_Task input_
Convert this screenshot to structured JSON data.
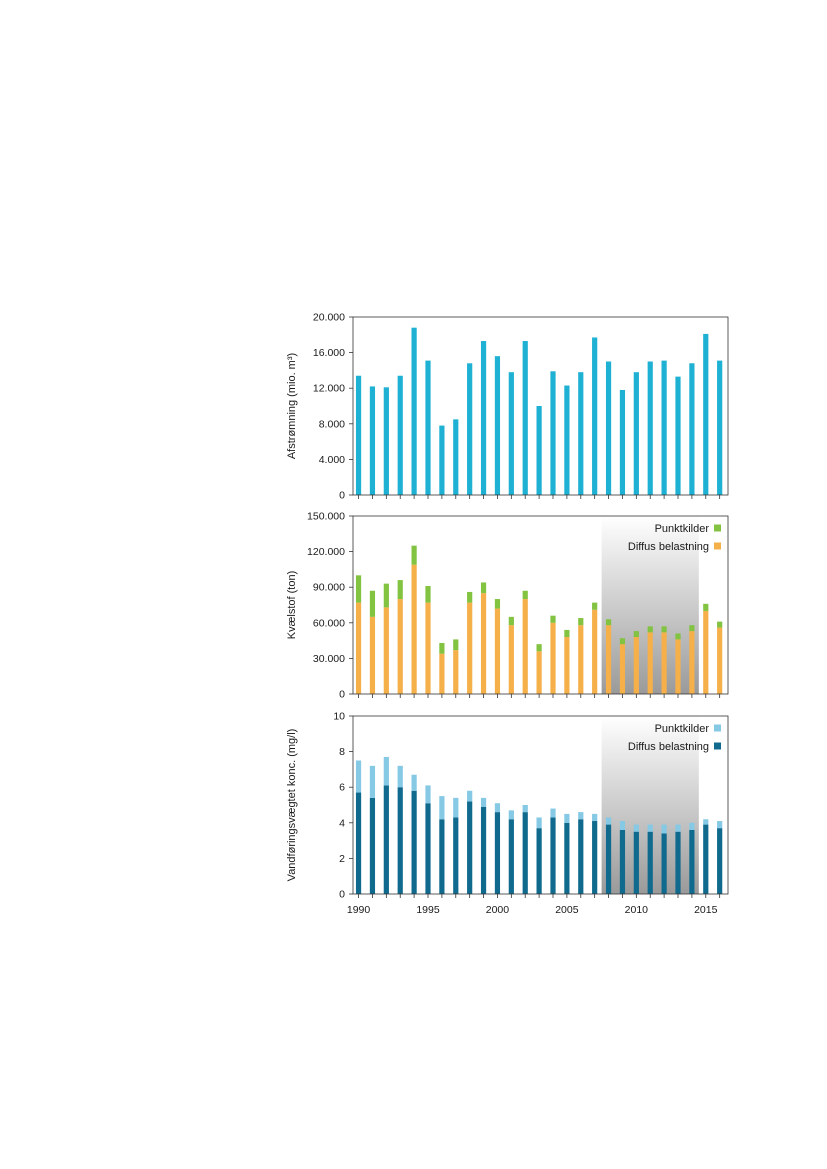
{
  "chart_data": [
    {
      "type": "bar",
      "ylabel": "Afstrømning (mio. m³)",
      "ylim": [
        0,
        20000
      ],
      "yticks": [
        "0",
        "4.000",
        "8.000",
        "12.000",
        "16.000",
        "20.000"
      ],
      "x": [
        1990,
        1991,
        1992,
        1993,
        1994,
        1995,
        1996,
        1997,
        1998,
        1999,
        2000,
        2001,
        2002,
        2003,
        2004,
        2005,
        2006,
        2007,
        2008,
        2009,
        2010,
        2011,
        2012,
        2013,
        2014,
        2015,
        2016
      ],
      "series": [
        {
          "values": [
            13400,
            12200,
            12100,
            13400,
            18800,
            15100,
            7800,
            8500,
            14800,
            17300,
            15600,
            13800,
            17300,
            10000,
            13900,
            12300,
            13800,
            17700,
            15000,
            11800,
            13800,
            15000,
            15100,
            13300,
            14800,
            18100,
            15100
          ],
          "color": "#1eb1d3"
        }
      ]
    },
    {
      "type": "bar",
      "stacked": true,
      "ylabel": "Kvælstof (ton)",
      "ylim": [
        0,
        150000
      ],
      "yticks": [
        "0",
        "30.000",
        "60.000",
        "90.000",
        "120.000",
        "150.000"
      ],
      "x": [
        1990,
        1991,
        1992,
        1993,
        1994,
        1995,
        1996,
        1997,
        1998,
        1999,
        2000,
        2001,
        2002,
        2003,
        2004,
        2005,
        2006,
        2007,
        2008,
        2009,
        2010,
        2011,
        2012,
        2013,
        2014,
        2015,
        2016
      ],
      "shaded_range": [
        2007.5,
        2014.5
      ],
      "legend_position": "top-right",
      "series": [
        {
          "name": "Diffus belastning",
          "color": "#f5b04a",
          "values": [
            77000,
            65000,
            73000,
            80000,
            109000,
            77000,
            34000,
            37000,
            77000,
            85000,
            72000,
            58000,
            80000,
            36000,
            60000,
            48000,
            58000,
            71000,
            58000,
            42000,
            48000,
            52000,
            52000,
            46000,
            53000,
            70000,
            56000
          ]
        },
        {
          "name": "Punktkilder",
          "color": "#82c341",
          "values": [
            23000,
            22000,
            20000,
            16000,
            16000,
            14000,
            9000,
            9000,
            9000,
            9000,
            8000,
            7000,
            7000,
            6000,
            6000,
            6000,
            6000,
            6000,
            5000,
            5000,
            5000,
            5000,
            5000,
            5000,
            5000,
            6000,
            5000
          ]
        }
      ]
    },
    {
      "type": "bar",
      "stacked": true,
      "ylabel": "Vandføringsvægtet konc. (mg/l)",
      "ylim": [
        0,
        10
      ],
      "yticks": [
        "0",
        "2",
        "4",
        "6",
        "8",
        "10"
      ],
      "x": [
        1990,
        1991,
        1992,
        1993,
        1994,
        1995,
        1996,
        1997,
        1998,
        1999,
        2000,
        2001,
        2002,
        2003,
        2004,
        2005,
        2006,
        2007,
        2008,
        2009,
        2010,
        2011,
        2012,
        2013,
        2014,
        2015,
        2016
      ],
      "xticks": [
        "1990",
        "1995",
        "2000",
        "2005",
        "2010",
        "2015"
      ],
      "shaded_range": [
        2007.5,
        2014.5
      ],
      "legend_position": "top-right",
      "series": [
        {
          "name": "Diffus belastning",
          "color": "#0f6a8e",
          "values": [
            5.7,
            5.4,
            6.1,
            6.0,
            5.8,
            5.1,
            4.2,
            4.3,
            5.2,
            4.9,
            4.6,
            4.2,
            4.6,
            3.7,
            4.3,
            4.0,
            4.2,
            4.1,
            3.9,
            3.6,
            3.5,
            3.5,
            3.4,
            3.5,
            3.6,
            3.9,
            3.7
          ]
        },
        {
          "name": "Punktkilder",
          "color": "#85c9e5",
          "values": [
            1.8,
            1.8,
            1.6,
            1.2,
            0.9,
            1.0,
            1.3,
            1.1,
            0.6,
            0.5,
            0.5,
            0.5,
            0.4,
            0.6,
            0.5,
            0.5,
            0.4,
            0.4,
            0.4,
            0.5,
            0.4,
            0.4,
            0.5,
            0.4,
            0.4,
            0.3,
            0.4
          ]
        }
      ]
    }
  ]
}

_Goal of the exercise_
Find every line in the records that contains the word "color"; copy those lines.

_Solution below_
          "color": "#1eb1d3"
          "color": "#f5b04a",
          "color": "#82c341",
          "color": "#0f6a8e",
          "color": "#85c9e5",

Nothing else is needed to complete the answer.